> **Exercise instructions**
Repeat each entry in full, exactly.

> **Provided entries**
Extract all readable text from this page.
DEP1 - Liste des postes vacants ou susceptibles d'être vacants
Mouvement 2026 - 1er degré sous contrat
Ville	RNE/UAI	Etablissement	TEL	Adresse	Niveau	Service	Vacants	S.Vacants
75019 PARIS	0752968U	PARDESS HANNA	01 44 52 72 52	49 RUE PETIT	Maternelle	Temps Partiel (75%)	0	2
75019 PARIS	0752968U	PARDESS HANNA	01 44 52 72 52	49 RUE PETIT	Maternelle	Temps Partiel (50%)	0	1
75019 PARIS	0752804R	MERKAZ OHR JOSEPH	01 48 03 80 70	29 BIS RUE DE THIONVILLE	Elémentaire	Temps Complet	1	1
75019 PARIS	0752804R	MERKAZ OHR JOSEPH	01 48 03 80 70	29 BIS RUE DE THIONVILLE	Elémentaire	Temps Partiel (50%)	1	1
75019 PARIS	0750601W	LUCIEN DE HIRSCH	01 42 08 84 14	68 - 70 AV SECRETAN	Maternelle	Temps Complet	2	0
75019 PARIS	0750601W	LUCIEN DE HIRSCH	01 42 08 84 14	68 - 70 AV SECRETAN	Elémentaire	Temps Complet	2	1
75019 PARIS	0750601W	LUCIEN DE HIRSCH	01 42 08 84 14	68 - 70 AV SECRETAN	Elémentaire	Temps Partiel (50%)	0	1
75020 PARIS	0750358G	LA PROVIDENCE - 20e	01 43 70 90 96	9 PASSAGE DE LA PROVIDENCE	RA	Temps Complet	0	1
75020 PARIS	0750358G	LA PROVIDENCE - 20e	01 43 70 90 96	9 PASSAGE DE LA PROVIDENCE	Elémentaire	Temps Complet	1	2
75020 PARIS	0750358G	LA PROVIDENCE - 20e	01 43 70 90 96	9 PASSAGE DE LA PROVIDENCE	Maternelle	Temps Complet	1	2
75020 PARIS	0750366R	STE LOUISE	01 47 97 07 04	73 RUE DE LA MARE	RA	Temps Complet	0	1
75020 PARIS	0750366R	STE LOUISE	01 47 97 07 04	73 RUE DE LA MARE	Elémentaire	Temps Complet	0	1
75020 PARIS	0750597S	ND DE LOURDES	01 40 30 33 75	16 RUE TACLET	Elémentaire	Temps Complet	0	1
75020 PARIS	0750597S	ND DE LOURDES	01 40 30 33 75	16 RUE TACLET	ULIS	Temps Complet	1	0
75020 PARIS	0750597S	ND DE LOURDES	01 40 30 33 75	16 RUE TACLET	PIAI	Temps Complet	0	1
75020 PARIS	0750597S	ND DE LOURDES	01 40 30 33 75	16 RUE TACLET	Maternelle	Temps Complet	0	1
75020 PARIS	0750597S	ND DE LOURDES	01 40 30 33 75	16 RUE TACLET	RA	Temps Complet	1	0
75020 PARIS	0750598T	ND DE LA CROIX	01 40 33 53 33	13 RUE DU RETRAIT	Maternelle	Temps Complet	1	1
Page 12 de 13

> **Output for this task**
Extract all readable text from this page.
DEP1 - Liste des postes vacants ou susceptibles d'être vacants
Mouvement 2026 - 1er degré sous contrat
Ville	RNE/UAI	Etablissement	TEL	Adresse	Niveau	Service	Vacants	S.Vacants
75019 PARIS	0752968U	PARDESS HANNA	01 44 52 72 52	49 RUE PETIT	Maternelle	Temps Partiel (75%)	0	2
75019 PARIS	0752968U	PARDESS HANNA	01 44 52 72 52	49 RUE PETIT	Maternelle	Temps Partiel (50%)	0	1
75019 PARIS	0752804R	MERKAZ OHR JOSEPH	01 48 03 80 70	29 BIS RUE DE THIONVILLE	Elémentaire	Temps Complet	1	1
75019 PARIS	0752804R	MERKAZ OHR JOSEPH	01 48 03 80 70	29 BIS RUE DE THIONVILLE	Elémentaire	Temps Partiel (50%)	1	1
75019 PARIS	0750601W	LUCIEN DE HIRSCH	01 42 08 84 14	68 - 70 AV SECRETAN	Maternelle	Temps Complet	2	0
75019 PARIS	0750601W	LUCIEN DE HIRSCH	01 42 08 84 14	68 - 70 AV SECRETAN	Elémentaire	Temps Complet	2	1
75019 PARIS	0750601W	LUCIEN DE HIRSCH	01 42 08 84 14	68 - 70 AV SECRETAN	Elémentaire	Temps Partiel (50%)	0	1
75020 PARIS	0750358G	LA PROVIDENCE - 20e	01 43 70 90 96	9 PASSAGE DE LA PROVIDENCE	RA	Temps Complet	0	1
75020 PARIS	0750358G	LA PROVIDENCE - 20e	01 43 70 90 96	9 PASSAGE DE LA PROVIDENCE	Elémentaire	Temps Complet	1	2
75020 PARIS	0750358G	LA PROVIDENCE - 20e	01 43 70 90 96	9 PASSAGE DE LA PROVIDENCE	Maternelle	Temps Complet	1	2
75020 PARIS	0750366R	STE LOUISE	01 47 97 07 04	73 RUE DE LA MARE	RA	Temps Complet	0	1
75020 PARIS	0750366R	STE LOUISE	01 47 97 07 04	73 RUE DE LA MARE	Elémentaire	Temps Complet	0	1
75020 PARIS	0750597S	ND DE LOURDES	01 40 30 33 75	16 RUE TACLET	Elémentaire	Temps Complet	0	1
75020 PARIS	0750597S	ND DE LOURDES	01 40 30 33 75	16 RUE TACLET	ULIS	Temps Complet	1	0
75020 PARIS	0750597S	ND DE LOURDES	01 40 30 33 75	16 RUE TACLET	PIAI	Temps Complet	0	1
75020 PARIS	0750597S	ND DE LOURDES	01 40 30 33 75	16 RUE TACLET	Maternelle	Temps Complet	0	1
75020 PARIS	0750597S	ND DE LOURDES	01 40 30 33 75	16 RUE TACLET	RA	Temps Complet	1	0
75020 PARIS	0750598T	ND DE LA CROIX	01 40 33 53 33	13 RUE DU RETRAIT	Maternelle	Temps Complet	1	1
Page 12 de 13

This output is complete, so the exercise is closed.